» Consigne donnée A
Recopiez fidèlement le passage de l'article sur le Conseil supérieur de la magistrature à Tahiti, en commençant par « Tahiti, le 22 » et en continuant jusqu'à « magistrature en Polynésie. ».
» Consigne donnée B
Poursuivez, s'il vous plaît, l'article sur le Conseil supérieur de la magistrature à Tahiti à la suite de sa dernière phrase.

Tahiti Infos

​Le Conseil supérieur de la magistrature à Tahiti pour identifier les “besoins spécifiques”


Légende : Me Jean-Luc Forget, Madeleine Mathieu, avocate générale honoraire à la Cour de cassation, Catherine Farinelli, première présidente de la cour d'appel d'Amiens et Laurent Fekkar, procureur adjoint à Montpellier.
Légende : Me Jean-Luc Forget, Madeleine Mathieu, avocate générale honoraire à la Cour de cassation, Catherine Farinelli, première présidente de la cour d'appel d'Amiens et Laurent Fekkar, procureur adjoint à Montpellier.
Tahiti, le 22 mars 2024 - Dans le cadre de ses “missions d'information”, le Conseil supérieur de la magistrature est arrivé dimanche à Tahiti pour une semaine d'entretiens avec les différents acteurs du milieu judiciaire local. Dans un entretien accordé à Tahiti Infos, l'une de ses membres, Madeleine Mathieu, explique que cette visite vise notamment à déterminer les “profils les mieux adaptés” pour “assumer le particularisme” propre à l'exercice de la magistrature en Polynésie.

» Entrées fournies
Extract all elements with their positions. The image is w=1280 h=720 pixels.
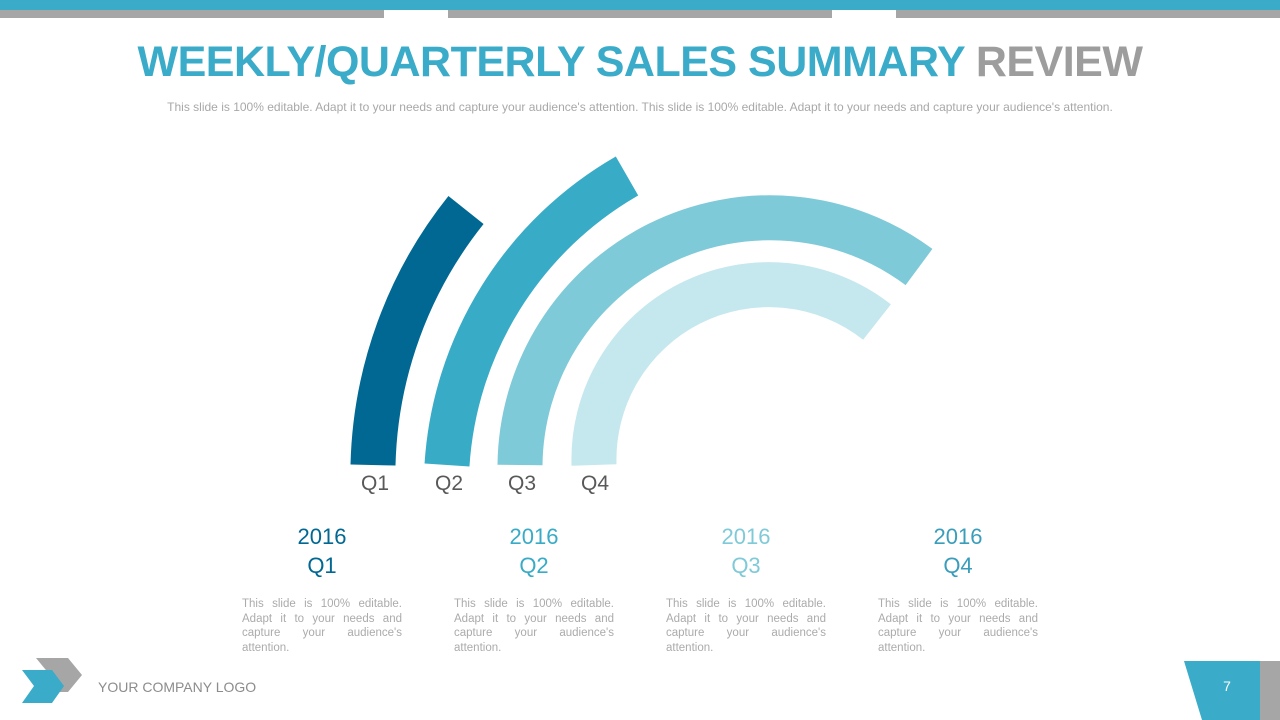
company-logo-chevron-icon <box>22 658 82 703</box>
column-year: 2016 <box>721 524 771 549</box>
page-number: 7 <box>1223 678 1231 694</box>
company-logo-text: YOUR COMPANY LOGO <box>98 679 257 695</box>
column-description: This slide is 100% editable. Adapt it to… <box>666 598 826 654</box>
arc-q4 <box>571 262 891 466</box>
quarter-column-q1: 2016 Q1 This slide is 100% editable. Ada… <box>242 522 402 655</box>
top-bar-gray-segment <box>448 10 832 18</box>
top-bar-gray-segment <box>896 10 1280 18</box>
arc-label-q2: Q2 <box>434 472 463 495</box>
title-main: WEEKLY/QUARTERLY SALES SUMMARY <box>137 38 965 86</box>
column-description: This slide is 100% editable. Adapt it to… <box>242 598 402 654</box>
column-quarter: Q1 <box>307 553 337 578</box>
arc-q2 <box>424 156 639 467</box>
page-number-badge <box>1184 661 1280 720</box>
arc-label-q3: Q3 <box>507 472 536 495</box>
quarter-column-q4: 2016 Q4 This slide is 100% editable. Ada… <box>878 522 1038 655</box>
top-bar-blue-strip <box>0 0 1280 10</box>
column-description: This slide is 100% editable. Adapt it to… <box>878 598 1038 654</box>
column-quarter: Q2 <box>519 553 549 578</box>
top-decorative-bar <box>0 0 1280 18</box>
arc-q1 <box>350 195 484 466</box>
quarter-column-q3: 2016 Q3 This slide is 100% editable. Ada… <box>666 522 826 655</box>
title-accent: REVIEW <box>975 38 1143 86</box>
column-year: 2016 <box>509 524 559 549</box>
arc-q3 <box>497 195 933 466</box>
page-title: WEEKLY/QUARTERLY SALES SUMMARY REVIEW <box>0 38 1280 87</box>
quarter-column-q2: 2016 Q2 This slide is 100% editable. Ada… <box>454 522 614 655</box>
top-bar-gray-segment <box>0 10 384 18</box>
subtitle: This slide is 100% editable. Adapt it to… <box>167 100 1113 114</box>
arc-label-q1: Q1 <box>360 472 389 495</box>
column-quarter: Q3 <box>731 553 761 578</box>
column-quarter: Q4 <box>943 553 973 578</box>
column-year: 2016 <box>933 524 983 549</box>
column-description: This slide is 100% editable. Adapt it to… <box>454 598 614 654</box>
column-year: 2016 <box>297 524 347 549</box>
arc-label-q4: Q4 <box>580 472 609 495</box>
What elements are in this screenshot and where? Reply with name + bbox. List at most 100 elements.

» Résultat de l'exercice A
Tahiti, le 22 mars 2024 - Dans le cadre de ses “missions d'information”, le Conseil supérieur de la magistrature est arrivé dimanche à Tahiti pour une semaine d'entretiens avec les différents acteurs du milieu judiciaire local. Dans un entretien accordé à Tahiti Infos, l'une de ses membres, Madeleine Mathieu, explique que cette visite vise notamment à déterminer les “profils les mieux adaptés” pour “assumer le particularisme” propre à l'exercice de la magistrature en Polynésie.

» Résultat de l'exercice B
Dans quel cadre s'inscrit ce déplacement du Conseil supérieur de la magistrature en Polynésie ?
 
“Le déplacement d'une émanation du Conseil supérieur de la magistrature se fait dans le cadre de nos missions d'information qui sont prévues par la loi organique de 1994 et que le Conseil fait dans toutes les cours d'appel de France métropolitaine et d'outre-mer pendant les quatre années de son mandat. Il s'agit d'avoir une vision complète des conditions réelles et concrètes d'exercice dans les juridictions afin de mener à bien ses missions principales que sont les nominations, la discipline et la déontologie. Outre, bien sûr, son rôle constitutionnel de défense de l'indépendance de la magistrature. Mais il est aussi très utile pour nous de savoir quels sont les besoins spécifiques. Au cours de cette visite en Polynésie, nous pouvons toucher du doigt les particularités en termes de distance, de complexité de certains contentieux comme le foncier, et toutes ces particularités nous permettent de savoir quels sont les profils les plus adaptés pour assumer ce type de particularisme. D'une manière plus générale, dans le cadre de nos missions disciplinaires, il est évidemment très important de prendre connaissance des conditions d'exercice concrètes car on ne considérera pas certains dysfonctionnements de la même manière suivant qu'ils ont lieu dans une juridiction surchargée, en difficulté, ou, au contraire, dans une juridiction dont les conditions d'exercice sont plutôt aisées.”
 
Vous vous êtes entretenus avec de nombreux magistrats, qu'en est-il ressorti ?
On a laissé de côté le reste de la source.